Dataset entries.
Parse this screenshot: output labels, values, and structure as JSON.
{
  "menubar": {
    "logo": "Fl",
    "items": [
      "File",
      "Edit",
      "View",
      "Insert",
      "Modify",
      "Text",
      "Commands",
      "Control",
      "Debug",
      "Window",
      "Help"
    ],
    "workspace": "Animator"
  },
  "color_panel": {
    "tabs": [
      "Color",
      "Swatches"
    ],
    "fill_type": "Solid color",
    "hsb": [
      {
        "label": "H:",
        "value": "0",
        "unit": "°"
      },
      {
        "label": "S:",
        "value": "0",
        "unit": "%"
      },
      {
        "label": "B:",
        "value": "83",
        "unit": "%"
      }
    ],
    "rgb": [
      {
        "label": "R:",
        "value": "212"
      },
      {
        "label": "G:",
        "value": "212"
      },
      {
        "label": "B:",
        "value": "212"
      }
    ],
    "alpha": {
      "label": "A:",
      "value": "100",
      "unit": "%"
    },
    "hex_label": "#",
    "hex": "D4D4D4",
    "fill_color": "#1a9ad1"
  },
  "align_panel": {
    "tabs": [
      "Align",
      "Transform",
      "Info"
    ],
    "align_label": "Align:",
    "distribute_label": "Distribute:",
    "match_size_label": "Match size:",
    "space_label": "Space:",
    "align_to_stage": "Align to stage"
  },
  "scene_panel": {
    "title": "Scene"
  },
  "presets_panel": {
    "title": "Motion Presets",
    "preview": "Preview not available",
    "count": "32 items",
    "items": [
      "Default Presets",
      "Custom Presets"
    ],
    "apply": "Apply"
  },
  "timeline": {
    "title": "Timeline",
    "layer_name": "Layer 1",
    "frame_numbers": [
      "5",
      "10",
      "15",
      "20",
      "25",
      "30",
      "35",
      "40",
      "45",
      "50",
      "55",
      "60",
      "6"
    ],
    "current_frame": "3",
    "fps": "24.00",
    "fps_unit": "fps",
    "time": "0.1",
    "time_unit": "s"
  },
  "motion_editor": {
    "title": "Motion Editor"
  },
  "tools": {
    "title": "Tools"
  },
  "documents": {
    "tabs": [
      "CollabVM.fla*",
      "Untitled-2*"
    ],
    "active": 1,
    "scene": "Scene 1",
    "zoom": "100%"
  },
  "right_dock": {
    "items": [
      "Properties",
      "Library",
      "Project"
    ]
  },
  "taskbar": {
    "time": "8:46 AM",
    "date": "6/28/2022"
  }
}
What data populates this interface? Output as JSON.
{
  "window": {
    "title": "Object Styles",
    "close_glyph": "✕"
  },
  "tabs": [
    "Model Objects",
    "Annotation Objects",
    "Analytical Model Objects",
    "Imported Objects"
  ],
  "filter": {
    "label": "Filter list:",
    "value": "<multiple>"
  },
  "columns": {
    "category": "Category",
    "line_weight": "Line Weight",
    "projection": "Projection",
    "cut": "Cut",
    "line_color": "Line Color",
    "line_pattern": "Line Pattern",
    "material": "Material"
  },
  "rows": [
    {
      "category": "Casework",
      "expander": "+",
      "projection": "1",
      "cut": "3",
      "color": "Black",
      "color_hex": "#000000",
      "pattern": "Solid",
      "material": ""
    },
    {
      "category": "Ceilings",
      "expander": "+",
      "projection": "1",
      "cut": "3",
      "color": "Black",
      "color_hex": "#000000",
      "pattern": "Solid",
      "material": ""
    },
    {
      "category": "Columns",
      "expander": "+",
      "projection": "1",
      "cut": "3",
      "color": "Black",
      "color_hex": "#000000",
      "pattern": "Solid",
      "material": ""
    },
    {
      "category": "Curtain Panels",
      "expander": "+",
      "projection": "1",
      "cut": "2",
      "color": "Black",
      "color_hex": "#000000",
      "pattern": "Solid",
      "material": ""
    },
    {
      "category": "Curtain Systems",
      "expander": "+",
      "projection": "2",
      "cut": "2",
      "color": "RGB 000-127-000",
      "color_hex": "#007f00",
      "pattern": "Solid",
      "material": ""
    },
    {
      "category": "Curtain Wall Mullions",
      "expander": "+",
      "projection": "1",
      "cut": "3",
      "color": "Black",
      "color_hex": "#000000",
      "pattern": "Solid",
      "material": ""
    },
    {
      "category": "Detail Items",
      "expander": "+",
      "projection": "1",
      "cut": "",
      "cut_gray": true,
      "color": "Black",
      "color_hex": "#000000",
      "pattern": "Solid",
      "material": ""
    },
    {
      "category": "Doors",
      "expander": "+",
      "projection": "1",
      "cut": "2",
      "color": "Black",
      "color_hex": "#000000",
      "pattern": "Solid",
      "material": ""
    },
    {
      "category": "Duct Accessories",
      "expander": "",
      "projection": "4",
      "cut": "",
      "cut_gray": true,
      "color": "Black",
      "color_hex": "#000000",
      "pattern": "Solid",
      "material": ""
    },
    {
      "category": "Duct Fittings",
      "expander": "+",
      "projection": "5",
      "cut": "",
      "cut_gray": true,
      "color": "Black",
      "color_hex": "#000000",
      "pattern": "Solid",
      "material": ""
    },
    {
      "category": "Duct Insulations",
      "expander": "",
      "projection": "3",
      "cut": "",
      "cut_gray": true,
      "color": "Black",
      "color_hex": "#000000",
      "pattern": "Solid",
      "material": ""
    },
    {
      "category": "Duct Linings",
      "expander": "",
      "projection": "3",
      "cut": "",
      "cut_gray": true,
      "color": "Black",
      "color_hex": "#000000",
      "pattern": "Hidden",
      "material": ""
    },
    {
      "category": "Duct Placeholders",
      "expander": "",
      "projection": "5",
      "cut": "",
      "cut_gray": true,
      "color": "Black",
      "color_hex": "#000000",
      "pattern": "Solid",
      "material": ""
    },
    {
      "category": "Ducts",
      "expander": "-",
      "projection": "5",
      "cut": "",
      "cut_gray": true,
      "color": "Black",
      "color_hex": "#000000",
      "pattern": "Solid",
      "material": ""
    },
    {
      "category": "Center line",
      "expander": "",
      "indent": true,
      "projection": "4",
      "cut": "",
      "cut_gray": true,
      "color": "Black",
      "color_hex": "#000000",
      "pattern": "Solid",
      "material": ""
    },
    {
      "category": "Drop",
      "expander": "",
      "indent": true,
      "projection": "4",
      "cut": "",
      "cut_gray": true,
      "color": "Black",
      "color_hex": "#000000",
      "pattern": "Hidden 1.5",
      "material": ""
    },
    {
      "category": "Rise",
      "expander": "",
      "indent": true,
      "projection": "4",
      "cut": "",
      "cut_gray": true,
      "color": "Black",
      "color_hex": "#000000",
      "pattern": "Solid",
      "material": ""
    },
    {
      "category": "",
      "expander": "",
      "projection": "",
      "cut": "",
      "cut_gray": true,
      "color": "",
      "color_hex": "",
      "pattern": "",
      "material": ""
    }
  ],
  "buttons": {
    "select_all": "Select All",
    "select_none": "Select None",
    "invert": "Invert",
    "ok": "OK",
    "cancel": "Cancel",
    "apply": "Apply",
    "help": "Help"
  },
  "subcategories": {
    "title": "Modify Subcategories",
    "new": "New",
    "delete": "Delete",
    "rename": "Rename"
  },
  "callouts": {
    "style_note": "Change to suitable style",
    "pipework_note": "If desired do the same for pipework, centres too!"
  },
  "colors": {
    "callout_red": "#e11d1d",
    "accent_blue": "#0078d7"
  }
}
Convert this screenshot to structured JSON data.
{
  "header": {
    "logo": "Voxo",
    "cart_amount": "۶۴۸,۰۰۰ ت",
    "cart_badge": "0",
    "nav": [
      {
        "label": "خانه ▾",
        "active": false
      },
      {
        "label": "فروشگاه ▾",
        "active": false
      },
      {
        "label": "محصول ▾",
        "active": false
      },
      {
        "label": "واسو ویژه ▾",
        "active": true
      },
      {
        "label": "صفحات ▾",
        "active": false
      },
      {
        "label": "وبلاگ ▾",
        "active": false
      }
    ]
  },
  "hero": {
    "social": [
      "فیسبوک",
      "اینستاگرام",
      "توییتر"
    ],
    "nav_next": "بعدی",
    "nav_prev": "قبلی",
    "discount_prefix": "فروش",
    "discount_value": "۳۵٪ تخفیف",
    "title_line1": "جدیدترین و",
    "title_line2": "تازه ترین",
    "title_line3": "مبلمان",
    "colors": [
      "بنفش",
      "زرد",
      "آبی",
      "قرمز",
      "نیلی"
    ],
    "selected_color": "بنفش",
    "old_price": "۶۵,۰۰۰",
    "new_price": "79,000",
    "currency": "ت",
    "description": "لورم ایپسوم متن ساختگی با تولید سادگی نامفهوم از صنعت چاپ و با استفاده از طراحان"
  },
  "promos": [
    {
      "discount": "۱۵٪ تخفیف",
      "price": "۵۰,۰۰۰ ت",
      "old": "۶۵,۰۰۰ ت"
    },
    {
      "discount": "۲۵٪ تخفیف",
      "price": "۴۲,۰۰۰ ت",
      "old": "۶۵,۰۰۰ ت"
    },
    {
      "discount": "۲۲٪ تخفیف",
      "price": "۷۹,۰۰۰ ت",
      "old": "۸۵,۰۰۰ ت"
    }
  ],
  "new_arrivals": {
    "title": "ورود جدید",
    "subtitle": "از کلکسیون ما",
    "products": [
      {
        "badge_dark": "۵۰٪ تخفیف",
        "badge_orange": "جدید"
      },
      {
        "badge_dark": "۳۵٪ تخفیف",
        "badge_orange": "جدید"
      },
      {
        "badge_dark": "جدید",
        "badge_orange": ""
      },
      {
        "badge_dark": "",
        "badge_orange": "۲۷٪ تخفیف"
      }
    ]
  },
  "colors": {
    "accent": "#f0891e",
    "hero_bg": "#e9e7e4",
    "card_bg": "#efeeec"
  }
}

To do. Search the records for the word "JSON" and copy every line where it occurs.

Full solution.
Parse this screenshot: output labels, values, and structure as JSON.
What data populates this interface? Output as JSON.
Convert this screenshot to structured JSON data.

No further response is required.